— BEGIN —

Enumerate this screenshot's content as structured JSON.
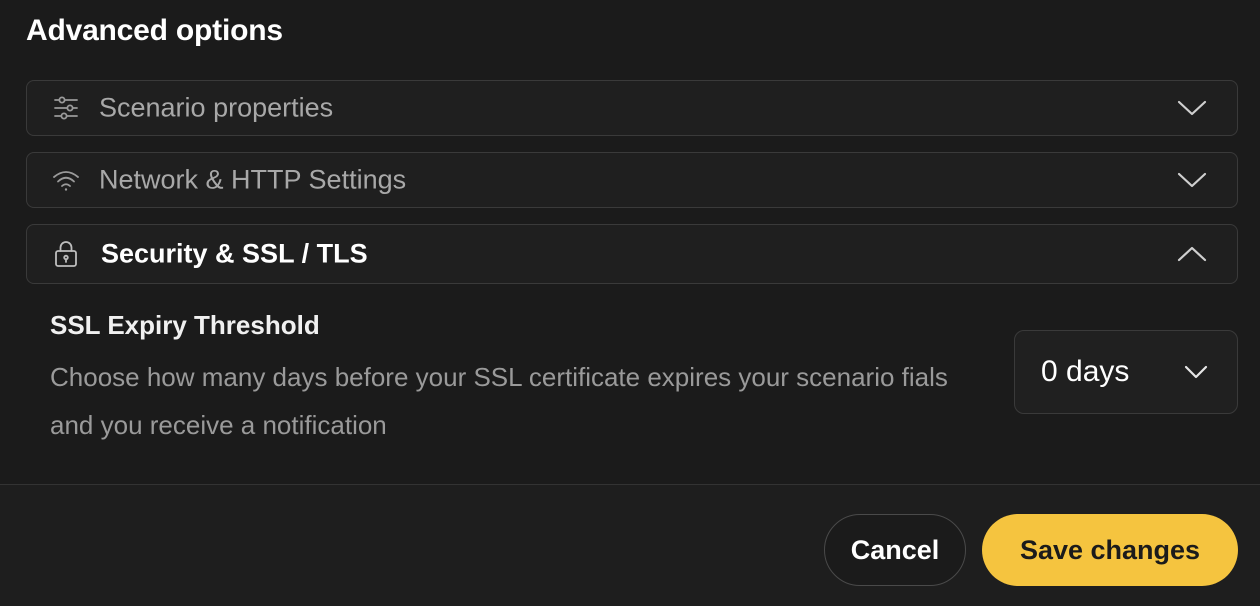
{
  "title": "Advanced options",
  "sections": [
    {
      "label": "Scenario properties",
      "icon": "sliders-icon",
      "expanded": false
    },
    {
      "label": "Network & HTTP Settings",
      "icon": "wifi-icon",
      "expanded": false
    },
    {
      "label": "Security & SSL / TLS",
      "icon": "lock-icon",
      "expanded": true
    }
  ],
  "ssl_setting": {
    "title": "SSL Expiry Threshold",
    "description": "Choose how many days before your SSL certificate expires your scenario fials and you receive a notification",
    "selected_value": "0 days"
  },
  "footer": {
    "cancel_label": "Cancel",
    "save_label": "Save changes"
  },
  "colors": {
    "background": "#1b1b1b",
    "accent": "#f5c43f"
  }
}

— END —

- [Problem requirements]: Say how many lines have the string "icon" in them, offering no words beyond the number.

- [Task answer]: 3